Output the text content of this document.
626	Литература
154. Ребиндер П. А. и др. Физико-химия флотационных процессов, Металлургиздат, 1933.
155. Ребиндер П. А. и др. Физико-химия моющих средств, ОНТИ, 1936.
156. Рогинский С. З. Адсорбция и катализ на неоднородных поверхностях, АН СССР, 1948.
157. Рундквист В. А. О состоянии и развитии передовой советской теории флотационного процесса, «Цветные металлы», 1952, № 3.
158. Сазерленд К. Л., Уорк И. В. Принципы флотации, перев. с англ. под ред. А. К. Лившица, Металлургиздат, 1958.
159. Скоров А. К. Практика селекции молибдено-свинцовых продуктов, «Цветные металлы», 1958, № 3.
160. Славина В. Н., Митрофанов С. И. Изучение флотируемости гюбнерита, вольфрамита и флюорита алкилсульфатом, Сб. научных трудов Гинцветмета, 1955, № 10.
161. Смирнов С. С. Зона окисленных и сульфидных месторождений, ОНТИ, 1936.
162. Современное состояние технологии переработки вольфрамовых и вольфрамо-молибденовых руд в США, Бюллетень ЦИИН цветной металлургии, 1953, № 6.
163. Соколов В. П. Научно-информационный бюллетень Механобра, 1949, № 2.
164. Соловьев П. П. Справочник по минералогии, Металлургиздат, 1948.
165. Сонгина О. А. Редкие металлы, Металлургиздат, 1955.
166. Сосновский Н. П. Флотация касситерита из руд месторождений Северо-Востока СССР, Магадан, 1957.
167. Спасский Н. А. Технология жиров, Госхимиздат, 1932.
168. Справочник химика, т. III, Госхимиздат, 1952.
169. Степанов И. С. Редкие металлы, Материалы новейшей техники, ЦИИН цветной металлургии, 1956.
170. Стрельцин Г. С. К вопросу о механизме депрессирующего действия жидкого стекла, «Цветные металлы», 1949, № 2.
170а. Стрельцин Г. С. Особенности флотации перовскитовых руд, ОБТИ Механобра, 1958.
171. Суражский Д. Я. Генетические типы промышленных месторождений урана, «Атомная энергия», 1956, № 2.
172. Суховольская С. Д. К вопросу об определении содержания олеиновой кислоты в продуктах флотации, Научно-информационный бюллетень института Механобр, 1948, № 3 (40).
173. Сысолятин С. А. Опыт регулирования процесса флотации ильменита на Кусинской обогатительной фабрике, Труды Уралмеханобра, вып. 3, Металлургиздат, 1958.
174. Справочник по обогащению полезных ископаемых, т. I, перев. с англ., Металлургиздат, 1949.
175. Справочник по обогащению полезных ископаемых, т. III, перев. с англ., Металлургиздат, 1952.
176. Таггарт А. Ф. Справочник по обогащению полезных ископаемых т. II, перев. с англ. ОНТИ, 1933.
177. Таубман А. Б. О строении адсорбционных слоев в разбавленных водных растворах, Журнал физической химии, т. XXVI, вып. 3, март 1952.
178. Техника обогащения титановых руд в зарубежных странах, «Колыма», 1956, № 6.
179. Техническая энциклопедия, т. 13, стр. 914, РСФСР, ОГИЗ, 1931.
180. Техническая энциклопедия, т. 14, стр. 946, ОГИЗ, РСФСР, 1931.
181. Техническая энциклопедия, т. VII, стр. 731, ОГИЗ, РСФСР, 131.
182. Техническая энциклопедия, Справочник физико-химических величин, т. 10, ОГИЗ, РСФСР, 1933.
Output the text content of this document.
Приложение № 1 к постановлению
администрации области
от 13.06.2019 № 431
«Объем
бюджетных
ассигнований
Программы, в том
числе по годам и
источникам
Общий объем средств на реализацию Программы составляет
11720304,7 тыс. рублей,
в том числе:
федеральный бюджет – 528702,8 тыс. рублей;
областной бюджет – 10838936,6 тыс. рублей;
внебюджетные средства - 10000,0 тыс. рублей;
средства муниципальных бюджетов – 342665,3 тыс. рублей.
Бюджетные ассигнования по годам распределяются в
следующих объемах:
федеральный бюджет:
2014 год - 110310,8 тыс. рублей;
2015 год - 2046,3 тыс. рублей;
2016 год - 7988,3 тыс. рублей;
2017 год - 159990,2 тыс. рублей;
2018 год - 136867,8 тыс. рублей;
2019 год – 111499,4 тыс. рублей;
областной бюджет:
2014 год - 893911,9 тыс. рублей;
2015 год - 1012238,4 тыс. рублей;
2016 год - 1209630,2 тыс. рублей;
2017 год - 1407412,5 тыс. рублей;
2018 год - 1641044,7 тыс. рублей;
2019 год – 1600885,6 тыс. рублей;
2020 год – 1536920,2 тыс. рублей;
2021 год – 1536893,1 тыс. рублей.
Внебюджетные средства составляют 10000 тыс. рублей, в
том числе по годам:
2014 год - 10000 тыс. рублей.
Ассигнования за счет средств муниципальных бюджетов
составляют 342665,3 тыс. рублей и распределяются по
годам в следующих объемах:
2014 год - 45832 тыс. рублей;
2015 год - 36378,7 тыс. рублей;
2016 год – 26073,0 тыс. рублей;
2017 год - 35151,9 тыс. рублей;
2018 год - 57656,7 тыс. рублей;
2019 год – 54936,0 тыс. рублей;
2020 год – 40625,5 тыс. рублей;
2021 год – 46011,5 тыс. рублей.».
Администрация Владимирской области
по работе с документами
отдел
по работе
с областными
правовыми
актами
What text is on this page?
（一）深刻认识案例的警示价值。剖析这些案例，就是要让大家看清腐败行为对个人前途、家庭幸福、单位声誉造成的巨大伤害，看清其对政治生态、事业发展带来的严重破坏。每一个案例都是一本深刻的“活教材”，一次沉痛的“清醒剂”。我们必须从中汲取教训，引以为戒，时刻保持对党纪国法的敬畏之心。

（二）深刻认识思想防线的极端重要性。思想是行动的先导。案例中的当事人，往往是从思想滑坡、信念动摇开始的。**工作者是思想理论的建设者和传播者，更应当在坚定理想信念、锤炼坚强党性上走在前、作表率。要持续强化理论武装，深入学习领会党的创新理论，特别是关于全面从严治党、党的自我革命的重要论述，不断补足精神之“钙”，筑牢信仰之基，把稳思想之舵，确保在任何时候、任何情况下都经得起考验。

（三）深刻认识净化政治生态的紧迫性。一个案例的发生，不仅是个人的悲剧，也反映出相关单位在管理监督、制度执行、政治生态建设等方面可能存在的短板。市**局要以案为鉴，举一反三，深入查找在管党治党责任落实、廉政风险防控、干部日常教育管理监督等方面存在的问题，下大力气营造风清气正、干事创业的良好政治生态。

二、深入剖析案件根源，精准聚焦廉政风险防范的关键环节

______

State how many lines of the records above contain "перев", with no words besides the number.

4